**Goal of the exercise:**
Find every line in the records below that holds the word "Rice", and copy it out.
======
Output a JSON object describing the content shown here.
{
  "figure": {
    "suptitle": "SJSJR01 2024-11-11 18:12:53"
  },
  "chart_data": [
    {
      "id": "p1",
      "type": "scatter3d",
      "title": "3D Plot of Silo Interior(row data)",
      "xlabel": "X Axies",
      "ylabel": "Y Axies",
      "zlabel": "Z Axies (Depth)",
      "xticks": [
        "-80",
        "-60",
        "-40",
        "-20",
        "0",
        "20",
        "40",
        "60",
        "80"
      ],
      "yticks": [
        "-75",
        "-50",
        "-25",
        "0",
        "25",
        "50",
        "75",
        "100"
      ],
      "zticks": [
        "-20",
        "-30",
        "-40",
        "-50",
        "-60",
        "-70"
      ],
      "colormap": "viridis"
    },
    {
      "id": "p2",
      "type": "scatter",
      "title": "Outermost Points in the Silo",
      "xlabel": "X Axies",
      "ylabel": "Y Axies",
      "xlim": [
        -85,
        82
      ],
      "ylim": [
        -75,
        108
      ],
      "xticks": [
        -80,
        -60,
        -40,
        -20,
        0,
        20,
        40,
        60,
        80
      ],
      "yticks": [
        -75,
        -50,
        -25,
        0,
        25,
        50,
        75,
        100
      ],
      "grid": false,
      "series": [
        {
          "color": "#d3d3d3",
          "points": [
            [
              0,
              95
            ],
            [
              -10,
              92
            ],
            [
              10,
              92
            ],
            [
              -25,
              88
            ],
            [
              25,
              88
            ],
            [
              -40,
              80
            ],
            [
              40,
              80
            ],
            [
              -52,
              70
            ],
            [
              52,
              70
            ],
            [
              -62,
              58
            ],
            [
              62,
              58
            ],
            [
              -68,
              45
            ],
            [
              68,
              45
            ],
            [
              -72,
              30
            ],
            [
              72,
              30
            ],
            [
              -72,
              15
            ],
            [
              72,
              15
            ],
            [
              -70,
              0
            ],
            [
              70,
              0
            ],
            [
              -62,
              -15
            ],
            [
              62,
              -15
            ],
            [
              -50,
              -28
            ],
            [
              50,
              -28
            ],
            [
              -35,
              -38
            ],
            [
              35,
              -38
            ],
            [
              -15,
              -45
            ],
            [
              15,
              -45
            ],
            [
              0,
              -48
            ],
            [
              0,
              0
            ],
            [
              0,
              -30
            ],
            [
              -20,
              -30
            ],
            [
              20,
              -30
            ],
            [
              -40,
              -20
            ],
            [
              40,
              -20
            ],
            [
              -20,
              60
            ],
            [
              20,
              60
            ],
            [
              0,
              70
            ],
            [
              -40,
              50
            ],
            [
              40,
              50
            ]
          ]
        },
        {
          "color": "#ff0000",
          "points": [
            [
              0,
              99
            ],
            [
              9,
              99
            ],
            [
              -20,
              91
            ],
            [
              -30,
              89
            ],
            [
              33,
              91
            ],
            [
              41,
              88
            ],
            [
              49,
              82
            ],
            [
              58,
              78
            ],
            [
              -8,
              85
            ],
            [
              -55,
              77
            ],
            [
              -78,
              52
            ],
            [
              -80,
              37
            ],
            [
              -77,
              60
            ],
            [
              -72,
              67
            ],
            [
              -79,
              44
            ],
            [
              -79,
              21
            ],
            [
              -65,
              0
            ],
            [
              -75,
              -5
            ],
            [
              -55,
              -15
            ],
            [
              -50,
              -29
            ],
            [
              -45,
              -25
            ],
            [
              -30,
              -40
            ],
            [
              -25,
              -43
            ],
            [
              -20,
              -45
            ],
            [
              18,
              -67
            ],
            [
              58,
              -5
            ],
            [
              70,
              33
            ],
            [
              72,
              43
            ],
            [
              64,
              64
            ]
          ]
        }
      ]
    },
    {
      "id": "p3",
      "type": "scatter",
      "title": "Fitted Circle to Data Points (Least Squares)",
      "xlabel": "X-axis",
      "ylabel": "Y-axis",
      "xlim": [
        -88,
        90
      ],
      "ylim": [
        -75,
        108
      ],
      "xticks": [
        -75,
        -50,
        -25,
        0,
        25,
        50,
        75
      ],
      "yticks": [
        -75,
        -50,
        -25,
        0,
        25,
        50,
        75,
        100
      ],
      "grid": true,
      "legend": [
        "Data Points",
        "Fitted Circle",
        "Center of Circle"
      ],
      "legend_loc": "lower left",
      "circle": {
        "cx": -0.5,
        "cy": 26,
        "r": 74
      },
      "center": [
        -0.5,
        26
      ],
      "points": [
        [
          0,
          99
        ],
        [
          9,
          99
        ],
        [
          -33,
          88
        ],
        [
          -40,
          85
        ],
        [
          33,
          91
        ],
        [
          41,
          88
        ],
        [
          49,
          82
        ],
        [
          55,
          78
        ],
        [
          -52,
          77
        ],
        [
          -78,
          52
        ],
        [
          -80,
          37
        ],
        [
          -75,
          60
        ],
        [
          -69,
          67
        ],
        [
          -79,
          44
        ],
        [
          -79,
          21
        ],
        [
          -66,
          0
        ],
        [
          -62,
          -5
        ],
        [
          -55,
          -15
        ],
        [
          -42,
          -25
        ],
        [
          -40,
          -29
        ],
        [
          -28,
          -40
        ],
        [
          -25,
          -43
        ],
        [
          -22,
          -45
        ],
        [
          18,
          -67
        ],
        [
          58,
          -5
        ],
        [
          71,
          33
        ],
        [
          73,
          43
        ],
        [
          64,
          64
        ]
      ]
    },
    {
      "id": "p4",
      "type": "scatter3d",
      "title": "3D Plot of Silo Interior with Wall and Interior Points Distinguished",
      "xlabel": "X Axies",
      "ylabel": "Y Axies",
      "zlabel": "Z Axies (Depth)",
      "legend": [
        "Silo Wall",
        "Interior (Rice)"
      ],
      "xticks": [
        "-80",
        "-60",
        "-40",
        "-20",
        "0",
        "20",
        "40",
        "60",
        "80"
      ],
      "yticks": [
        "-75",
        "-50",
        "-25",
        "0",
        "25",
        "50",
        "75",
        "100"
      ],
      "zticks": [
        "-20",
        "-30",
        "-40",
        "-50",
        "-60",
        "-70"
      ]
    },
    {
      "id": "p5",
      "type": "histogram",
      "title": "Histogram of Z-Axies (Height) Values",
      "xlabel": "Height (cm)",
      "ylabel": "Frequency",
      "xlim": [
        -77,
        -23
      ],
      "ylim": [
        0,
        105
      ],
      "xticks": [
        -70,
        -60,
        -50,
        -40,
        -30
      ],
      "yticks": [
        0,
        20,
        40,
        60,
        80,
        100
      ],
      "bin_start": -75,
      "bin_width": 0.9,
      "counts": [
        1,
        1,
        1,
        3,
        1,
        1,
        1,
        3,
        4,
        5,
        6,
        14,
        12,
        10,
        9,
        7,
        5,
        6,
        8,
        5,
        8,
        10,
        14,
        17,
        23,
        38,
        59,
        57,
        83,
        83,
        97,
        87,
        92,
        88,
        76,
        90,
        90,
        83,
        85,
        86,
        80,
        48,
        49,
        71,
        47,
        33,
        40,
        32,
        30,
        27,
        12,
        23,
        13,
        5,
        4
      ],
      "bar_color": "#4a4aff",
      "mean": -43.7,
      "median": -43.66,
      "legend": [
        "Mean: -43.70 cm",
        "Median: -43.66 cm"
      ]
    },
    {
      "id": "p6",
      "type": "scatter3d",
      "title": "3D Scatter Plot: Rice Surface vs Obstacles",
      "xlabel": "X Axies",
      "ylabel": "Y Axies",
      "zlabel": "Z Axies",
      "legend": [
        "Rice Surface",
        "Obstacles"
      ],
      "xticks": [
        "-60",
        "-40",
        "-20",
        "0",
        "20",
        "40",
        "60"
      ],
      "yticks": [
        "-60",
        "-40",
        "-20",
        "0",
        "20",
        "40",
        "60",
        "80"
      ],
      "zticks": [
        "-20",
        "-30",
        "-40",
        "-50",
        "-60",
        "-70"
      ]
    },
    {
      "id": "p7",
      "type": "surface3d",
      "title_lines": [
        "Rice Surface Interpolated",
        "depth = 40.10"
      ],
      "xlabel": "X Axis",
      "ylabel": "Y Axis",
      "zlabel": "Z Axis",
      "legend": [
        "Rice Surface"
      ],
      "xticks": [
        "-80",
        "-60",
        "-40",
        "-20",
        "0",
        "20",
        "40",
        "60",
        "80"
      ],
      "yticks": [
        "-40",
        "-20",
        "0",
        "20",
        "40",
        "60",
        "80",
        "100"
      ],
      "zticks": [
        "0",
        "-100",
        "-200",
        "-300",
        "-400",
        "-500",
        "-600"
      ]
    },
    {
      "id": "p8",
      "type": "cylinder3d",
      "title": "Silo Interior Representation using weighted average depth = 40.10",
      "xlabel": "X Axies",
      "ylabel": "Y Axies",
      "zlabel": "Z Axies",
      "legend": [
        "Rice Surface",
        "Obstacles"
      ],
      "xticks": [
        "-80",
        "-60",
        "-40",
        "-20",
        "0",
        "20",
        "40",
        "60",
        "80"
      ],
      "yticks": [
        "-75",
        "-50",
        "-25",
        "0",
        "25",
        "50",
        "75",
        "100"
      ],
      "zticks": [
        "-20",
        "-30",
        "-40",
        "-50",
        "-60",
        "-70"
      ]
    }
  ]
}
======
**Response:**
        "Interior (Rice)"
      "title": "3D Scatter Plot: Rice Surface vs Obstacles",
        "Rice Surface",
        "Rice Surface Interpolated",
        "Rice Surface"
        "Rice Surface",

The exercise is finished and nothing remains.